What the exercise asks: Please give an updated copy of the forum thread passage that begins at the words "Nice challenge, Stephen." and stops after "Am I close?", with "clumsily" changed to "awkwardly".

There is to my knowledge only a single Holy Grail pim available today, but I would be surprised if a single reader could guess my referent. It has attracted less much less attention, probably because of the glacial pace of development. Maybe I’ll let someone guess.

 


Posted by Stephen Zeoli
Aug 27, 2007 at 10:57 PM

 

Stephen R. Diamond wrote:
>There is to my knowledge only a single Holy Grail pim available today, but I
>would be surprised if a single reader could guess my referent. It has attracted less
>much less attention, probably because of the glacial pace of development. Maybe I’ll
>let someone guess.
>

Nice challenge, Stephen. I don’t recall you being very enthusiastic about this, but I might guess InfoSelect, which has almost every feature anyone could ask for, it’s just that most of them are clumsily implemented. Am I close?

Steve Z.

 


Posted by Ken
Aug 27, 2007 at 11:45 PM

 

Stephen R. Diamond wrote:
>>There is to my knowledge only a single Holy Grail pim available today, but I
>would be surprised if a single reader could guess my referent. It has attracted less
>much less attention, probably because of the glacial pace of development. Maybe I’ll
>let someone guess.

Provided records:
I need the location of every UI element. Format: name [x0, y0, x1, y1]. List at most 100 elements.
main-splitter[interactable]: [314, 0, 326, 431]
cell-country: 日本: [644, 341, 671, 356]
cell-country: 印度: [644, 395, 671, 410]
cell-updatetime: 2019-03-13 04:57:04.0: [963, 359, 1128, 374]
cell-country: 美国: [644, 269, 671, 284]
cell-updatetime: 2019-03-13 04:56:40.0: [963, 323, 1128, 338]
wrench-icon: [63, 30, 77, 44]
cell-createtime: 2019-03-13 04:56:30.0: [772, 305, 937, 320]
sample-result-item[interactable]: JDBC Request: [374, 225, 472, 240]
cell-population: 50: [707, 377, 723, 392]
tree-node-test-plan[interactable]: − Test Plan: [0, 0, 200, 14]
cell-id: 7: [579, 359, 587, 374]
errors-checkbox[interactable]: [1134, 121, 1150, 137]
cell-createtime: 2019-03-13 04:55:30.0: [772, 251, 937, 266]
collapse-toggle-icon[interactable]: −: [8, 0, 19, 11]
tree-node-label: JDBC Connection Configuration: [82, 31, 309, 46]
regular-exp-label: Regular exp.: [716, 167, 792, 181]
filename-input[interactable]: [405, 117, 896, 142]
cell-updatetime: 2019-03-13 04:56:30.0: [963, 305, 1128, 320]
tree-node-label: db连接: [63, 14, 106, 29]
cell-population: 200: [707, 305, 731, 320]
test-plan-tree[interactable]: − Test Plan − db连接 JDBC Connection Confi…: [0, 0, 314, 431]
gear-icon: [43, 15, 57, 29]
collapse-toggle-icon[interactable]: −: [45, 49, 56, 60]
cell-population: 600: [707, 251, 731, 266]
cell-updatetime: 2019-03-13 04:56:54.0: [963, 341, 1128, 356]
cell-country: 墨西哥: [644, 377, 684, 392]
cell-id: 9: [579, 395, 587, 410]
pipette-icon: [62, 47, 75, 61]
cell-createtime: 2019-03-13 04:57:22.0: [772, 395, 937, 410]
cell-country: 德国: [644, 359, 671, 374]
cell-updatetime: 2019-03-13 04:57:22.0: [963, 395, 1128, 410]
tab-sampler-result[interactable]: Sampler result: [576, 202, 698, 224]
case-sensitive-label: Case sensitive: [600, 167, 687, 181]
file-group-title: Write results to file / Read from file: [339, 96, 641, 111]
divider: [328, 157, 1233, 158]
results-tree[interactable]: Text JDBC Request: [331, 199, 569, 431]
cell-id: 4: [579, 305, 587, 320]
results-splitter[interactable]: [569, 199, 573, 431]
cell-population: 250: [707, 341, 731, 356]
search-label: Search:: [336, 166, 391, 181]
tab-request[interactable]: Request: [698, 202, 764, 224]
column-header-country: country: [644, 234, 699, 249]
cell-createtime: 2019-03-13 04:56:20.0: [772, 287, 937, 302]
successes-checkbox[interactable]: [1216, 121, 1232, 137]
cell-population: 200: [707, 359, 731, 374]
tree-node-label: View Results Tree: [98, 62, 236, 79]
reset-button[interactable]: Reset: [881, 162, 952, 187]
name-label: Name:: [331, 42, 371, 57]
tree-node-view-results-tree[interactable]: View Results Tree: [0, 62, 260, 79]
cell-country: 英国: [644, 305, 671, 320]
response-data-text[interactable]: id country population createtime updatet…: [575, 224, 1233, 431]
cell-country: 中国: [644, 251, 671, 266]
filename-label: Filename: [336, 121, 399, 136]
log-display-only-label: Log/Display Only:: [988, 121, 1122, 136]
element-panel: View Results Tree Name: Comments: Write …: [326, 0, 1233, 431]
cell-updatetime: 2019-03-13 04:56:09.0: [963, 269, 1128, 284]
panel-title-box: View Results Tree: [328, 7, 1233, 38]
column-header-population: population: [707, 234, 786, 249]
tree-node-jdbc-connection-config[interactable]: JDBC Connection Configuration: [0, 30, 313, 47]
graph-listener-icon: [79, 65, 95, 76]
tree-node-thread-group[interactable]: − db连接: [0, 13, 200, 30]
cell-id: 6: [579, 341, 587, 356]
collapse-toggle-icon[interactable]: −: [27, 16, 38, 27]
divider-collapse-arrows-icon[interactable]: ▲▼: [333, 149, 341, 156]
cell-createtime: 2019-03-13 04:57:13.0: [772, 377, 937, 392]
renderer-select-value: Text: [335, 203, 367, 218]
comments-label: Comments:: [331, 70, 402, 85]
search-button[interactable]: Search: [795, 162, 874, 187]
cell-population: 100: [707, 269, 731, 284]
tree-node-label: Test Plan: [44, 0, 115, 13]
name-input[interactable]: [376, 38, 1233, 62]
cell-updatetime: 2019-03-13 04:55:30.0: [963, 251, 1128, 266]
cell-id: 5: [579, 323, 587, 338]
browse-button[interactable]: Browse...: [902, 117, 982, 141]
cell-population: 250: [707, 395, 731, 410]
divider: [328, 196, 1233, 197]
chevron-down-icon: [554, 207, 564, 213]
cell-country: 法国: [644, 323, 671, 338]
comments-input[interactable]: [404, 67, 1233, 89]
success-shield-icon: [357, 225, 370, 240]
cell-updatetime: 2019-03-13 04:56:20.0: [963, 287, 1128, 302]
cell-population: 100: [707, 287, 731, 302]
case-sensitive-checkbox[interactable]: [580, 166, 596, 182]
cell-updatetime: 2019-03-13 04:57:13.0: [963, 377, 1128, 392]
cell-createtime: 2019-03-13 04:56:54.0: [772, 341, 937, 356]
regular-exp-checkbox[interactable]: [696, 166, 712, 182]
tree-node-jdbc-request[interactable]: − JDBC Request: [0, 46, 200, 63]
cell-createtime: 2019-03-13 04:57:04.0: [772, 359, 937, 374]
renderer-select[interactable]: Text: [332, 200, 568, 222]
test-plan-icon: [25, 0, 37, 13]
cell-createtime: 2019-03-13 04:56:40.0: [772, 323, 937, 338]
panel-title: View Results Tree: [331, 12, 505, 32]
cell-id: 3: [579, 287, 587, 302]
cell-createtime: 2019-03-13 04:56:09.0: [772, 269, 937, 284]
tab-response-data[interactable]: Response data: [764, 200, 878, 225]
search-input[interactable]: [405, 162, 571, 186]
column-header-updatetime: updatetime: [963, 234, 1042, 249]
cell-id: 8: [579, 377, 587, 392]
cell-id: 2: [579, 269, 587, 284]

Response:
Nice challenge, Stephen. I don’t recall you being very enthusiastic about this, but I might guess InfoSelect, which has almost every feature anyone could ask for, it’s just that most of them are awkwardly implemented. Am I close?